-- START Records for the exercise --

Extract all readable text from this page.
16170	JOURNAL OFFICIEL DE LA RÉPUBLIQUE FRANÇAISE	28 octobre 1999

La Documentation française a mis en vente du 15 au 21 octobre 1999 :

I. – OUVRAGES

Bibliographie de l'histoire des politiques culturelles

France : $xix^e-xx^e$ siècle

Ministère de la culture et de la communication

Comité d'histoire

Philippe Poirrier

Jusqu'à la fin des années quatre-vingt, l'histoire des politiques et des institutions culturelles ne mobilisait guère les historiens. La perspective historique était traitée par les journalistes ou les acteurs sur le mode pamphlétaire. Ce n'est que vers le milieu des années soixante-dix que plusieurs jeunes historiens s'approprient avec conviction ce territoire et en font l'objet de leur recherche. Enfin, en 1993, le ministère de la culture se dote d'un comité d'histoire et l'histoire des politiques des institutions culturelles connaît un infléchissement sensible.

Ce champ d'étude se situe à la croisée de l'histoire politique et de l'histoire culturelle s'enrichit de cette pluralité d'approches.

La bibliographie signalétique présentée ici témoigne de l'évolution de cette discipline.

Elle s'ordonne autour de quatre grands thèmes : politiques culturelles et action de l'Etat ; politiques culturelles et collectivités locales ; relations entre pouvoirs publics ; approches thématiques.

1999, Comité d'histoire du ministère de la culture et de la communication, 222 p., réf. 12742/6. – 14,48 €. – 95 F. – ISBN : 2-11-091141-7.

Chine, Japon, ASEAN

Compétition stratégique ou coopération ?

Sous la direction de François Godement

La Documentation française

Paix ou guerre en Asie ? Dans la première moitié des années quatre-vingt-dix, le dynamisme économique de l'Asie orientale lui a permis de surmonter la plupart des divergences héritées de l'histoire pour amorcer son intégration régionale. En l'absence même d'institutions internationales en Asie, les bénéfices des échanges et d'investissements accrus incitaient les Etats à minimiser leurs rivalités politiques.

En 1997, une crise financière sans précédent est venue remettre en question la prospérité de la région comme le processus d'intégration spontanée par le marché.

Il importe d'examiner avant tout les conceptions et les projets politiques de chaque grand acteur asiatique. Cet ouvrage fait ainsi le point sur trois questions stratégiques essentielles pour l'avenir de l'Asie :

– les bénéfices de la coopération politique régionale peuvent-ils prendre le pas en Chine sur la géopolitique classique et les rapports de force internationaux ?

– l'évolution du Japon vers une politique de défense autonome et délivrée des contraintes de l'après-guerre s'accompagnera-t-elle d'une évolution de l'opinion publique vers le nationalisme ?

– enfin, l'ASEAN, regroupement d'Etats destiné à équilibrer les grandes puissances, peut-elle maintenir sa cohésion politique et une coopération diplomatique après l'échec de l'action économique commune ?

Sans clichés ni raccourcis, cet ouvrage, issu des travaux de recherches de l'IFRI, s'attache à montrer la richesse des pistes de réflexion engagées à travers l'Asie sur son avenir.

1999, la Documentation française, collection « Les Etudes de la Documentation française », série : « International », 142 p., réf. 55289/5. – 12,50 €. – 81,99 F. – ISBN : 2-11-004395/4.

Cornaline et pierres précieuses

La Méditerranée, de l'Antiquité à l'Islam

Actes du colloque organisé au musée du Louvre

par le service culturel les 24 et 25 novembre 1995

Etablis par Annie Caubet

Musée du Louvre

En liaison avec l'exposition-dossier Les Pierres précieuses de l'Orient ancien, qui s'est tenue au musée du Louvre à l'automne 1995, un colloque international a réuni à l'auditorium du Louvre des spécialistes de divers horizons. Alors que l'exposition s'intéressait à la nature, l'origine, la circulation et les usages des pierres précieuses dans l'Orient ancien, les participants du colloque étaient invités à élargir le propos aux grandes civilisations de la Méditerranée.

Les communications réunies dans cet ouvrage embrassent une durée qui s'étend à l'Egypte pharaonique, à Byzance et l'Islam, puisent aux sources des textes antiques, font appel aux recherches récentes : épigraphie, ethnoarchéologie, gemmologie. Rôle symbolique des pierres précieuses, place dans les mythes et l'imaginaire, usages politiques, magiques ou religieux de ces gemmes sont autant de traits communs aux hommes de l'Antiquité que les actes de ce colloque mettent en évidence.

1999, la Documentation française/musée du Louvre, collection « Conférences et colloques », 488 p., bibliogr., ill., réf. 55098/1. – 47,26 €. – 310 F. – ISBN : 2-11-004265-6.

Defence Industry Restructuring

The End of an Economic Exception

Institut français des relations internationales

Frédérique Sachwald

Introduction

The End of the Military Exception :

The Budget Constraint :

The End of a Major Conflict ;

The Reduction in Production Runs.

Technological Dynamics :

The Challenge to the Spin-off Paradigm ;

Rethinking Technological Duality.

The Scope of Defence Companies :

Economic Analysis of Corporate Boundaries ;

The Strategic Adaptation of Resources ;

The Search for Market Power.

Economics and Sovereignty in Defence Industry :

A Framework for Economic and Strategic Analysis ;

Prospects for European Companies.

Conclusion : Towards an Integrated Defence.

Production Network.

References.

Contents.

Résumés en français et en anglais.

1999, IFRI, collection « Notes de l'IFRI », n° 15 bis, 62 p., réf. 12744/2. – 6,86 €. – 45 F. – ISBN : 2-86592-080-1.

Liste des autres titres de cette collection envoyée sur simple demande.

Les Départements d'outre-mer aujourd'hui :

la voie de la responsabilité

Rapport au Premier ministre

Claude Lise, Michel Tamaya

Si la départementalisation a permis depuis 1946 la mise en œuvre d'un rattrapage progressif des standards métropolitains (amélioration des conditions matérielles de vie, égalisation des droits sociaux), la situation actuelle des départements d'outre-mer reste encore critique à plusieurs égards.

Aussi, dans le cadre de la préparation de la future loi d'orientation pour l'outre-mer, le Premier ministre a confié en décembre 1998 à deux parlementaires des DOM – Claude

-- END Records for the exercise --

Of the lines in the listing, how many hold the word "Exception"? Nothing but the number is needed.

2